Return every line of the data below that includes the string "JSON".
┌─ Data provided
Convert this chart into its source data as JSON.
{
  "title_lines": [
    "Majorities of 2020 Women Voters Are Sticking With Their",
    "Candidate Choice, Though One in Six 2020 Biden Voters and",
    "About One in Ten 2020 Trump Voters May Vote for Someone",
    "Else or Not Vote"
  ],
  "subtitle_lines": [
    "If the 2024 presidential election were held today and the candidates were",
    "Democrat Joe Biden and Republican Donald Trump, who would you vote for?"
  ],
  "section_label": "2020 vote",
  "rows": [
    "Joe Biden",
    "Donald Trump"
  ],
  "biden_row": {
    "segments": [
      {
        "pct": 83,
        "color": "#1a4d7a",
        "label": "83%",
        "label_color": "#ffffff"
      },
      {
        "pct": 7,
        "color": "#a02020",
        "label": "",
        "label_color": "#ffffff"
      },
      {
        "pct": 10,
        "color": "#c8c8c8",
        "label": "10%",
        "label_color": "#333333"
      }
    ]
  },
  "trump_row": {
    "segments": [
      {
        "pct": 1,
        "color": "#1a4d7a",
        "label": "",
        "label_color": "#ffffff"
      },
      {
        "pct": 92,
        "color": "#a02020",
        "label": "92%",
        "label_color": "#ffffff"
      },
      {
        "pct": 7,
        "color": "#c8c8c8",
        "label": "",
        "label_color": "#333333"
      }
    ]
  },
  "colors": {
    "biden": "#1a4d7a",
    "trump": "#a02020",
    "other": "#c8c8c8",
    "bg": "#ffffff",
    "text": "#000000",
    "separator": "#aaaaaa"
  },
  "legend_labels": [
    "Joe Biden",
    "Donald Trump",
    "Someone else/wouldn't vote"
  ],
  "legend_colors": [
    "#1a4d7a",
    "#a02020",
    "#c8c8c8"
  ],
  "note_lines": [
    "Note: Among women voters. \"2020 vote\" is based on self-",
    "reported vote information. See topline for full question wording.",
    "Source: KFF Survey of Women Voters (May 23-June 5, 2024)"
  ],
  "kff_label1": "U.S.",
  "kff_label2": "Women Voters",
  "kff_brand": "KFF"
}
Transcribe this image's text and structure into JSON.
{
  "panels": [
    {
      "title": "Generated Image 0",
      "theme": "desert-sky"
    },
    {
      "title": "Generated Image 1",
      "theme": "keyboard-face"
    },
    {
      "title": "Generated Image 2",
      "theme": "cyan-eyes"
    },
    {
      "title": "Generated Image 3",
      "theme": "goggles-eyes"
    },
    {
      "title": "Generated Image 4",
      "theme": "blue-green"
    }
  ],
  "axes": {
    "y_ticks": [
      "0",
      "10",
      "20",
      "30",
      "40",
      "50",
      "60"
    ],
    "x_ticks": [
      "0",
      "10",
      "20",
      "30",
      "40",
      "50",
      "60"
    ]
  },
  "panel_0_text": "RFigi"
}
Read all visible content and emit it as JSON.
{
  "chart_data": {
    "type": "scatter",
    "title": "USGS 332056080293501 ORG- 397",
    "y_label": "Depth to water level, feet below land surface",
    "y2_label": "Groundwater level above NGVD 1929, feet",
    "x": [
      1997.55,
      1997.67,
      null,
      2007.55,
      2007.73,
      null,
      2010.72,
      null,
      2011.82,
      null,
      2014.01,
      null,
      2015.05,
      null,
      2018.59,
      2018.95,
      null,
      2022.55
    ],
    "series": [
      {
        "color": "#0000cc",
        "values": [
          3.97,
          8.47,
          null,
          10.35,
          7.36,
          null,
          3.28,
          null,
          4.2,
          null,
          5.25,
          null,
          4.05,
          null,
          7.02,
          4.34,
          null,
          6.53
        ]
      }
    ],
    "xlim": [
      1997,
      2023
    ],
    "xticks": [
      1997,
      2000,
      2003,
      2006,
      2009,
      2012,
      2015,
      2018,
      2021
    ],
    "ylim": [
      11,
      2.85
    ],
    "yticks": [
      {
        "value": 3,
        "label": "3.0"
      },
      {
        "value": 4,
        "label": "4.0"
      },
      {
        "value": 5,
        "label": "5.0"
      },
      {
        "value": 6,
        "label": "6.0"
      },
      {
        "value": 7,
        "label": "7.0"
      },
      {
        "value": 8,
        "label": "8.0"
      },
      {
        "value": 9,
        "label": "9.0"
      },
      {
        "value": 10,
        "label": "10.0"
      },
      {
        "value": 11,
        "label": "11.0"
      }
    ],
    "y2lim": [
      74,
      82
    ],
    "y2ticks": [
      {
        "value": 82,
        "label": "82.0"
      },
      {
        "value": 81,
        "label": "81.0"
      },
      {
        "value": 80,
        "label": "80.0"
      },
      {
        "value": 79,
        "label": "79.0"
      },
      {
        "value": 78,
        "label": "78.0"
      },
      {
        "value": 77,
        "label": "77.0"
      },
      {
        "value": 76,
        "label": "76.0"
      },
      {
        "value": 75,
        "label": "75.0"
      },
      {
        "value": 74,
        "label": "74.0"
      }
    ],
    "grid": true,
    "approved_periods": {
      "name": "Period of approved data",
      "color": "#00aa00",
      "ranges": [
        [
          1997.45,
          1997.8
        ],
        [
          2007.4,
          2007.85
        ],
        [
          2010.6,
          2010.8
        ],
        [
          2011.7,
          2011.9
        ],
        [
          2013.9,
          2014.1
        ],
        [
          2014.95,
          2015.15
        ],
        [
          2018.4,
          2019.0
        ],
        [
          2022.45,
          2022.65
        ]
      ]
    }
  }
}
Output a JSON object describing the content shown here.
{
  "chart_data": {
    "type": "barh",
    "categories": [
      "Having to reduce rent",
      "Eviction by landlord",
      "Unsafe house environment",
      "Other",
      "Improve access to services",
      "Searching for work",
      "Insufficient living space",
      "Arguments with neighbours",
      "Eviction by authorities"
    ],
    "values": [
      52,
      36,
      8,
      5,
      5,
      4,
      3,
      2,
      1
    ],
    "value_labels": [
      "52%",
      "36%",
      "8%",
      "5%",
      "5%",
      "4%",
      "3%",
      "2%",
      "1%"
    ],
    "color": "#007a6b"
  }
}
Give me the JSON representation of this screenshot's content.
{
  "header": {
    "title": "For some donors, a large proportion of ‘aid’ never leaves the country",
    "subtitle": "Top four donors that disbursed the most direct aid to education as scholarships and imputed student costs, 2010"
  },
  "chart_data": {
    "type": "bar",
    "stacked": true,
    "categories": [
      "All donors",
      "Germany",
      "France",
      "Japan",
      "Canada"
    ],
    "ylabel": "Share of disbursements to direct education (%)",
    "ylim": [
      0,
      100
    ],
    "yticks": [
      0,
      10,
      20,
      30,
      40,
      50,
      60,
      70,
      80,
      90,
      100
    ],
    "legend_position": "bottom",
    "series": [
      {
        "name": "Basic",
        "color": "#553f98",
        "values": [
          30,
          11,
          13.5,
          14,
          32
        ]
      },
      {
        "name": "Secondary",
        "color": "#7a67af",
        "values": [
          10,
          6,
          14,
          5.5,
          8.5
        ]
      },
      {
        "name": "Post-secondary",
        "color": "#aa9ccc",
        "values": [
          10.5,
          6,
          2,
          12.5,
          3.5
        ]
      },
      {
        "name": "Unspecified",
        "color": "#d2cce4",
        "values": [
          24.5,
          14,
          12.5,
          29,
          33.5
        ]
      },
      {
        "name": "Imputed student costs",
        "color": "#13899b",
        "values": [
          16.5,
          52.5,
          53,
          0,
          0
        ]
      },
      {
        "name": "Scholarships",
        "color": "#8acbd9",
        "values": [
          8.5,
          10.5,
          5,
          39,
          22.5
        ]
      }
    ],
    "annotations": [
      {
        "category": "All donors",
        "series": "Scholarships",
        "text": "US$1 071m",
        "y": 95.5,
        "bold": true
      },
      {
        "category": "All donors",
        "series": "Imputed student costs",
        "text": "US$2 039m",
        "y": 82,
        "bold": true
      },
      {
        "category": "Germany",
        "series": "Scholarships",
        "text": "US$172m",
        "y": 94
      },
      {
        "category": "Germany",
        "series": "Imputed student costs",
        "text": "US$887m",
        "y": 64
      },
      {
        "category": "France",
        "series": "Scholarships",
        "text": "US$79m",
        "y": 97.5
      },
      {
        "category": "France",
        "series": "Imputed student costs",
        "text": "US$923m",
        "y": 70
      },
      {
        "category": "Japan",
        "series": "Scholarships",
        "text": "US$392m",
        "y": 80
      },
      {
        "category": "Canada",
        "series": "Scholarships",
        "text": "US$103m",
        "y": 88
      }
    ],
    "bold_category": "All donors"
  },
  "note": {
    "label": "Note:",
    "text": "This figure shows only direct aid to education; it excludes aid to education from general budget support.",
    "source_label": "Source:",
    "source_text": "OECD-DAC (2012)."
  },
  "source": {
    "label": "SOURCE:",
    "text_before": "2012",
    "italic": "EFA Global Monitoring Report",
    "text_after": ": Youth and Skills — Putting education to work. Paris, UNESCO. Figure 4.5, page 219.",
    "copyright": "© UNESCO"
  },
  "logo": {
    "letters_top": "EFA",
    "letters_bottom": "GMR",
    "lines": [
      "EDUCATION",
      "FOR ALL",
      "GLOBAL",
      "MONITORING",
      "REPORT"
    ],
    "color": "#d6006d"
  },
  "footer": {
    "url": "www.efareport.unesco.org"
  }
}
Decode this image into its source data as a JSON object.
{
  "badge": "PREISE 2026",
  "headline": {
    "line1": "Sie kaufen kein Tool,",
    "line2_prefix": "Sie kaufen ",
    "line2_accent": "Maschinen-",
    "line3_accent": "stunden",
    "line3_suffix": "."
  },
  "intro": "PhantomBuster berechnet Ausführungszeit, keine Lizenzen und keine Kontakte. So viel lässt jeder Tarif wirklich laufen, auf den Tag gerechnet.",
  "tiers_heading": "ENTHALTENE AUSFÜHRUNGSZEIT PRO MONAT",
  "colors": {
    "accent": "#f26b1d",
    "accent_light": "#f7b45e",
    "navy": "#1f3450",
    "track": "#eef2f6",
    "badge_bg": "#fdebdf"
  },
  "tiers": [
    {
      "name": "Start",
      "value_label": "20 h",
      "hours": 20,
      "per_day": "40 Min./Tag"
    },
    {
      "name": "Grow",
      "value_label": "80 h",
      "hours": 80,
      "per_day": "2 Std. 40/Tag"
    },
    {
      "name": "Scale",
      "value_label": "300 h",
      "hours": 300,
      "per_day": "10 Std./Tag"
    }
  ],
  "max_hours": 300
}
└─
● **Answer**:
Convert this chart into its source data as JSON.
Transcribe this image's text and structure into JSON.
Read all visible content and emit it as JSON.
Output a JSON object describing the content shown here.
Give me the JSON representation of this screenshot's content.
Decode this image into its source data as a JSON object.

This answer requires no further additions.